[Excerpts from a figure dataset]
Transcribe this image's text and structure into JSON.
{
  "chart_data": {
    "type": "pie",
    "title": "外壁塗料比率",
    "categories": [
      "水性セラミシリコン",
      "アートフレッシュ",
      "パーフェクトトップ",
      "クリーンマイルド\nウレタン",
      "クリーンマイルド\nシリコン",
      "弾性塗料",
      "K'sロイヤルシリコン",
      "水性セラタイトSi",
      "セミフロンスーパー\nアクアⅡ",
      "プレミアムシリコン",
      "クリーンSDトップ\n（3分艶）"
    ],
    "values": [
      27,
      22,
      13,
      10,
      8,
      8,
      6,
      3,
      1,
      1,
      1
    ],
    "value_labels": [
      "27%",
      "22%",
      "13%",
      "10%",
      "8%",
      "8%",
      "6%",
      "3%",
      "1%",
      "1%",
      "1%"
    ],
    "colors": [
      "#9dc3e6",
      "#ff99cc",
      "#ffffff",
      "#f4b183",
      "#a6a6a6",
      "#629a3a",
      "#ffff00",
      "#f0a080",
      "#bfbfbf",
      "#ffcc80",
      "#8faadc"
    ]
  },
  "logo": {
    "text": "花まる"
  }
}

• **GIVEN REQUEST**
Word for word, extract all the records.

• **SOLUTION TO THIS PROBLEM**
Transcribe this image's text and structure into JSON.
{
  "chart_data": {
    "type": "pie",
    "title": "外壁塗料比率",
    "categories": [
      "水性セラミシリコン",
      "アートフレッシュ",
      "パーフェクトトップ",
      "クリーンマイルド\nウレタン",
      "クリーンマイルド\nシリコン",
      "弾性塗料",
      "K'sロイヤルシリコン",
      "水性セラタイトSi",
      "セミフロンスーパー\nアクアⅡ",
      "プレミアムシリコン",
      "クリーンSDトップ\n（3分艶）"
    ],
    "values": [
      27,
      22,
      13,
      10,
      8,
      8,
      6,
      3,
      1,
      1,
      1
    ],
    "value_labels": [
      "27%",
      "22%",
      "13%",
      "10%",
      "8%",
      "8%",
      "6%",
      "3%",
      "1%",
      "1%",
      "1%"
    ],
    "colors": [
      "#9dc3e6",
      "#ff99cc",
      "#ffffff",
      "#f4b183",
      "#a6a6a6",
      "#629a3a",
      "#ffff00",
      "#f0a080",
      "#bfbfbf",
      "#ffcc80",
      "#8faadc"
    ]
  },
  "logo": {
    "text": "花まる"
  }
}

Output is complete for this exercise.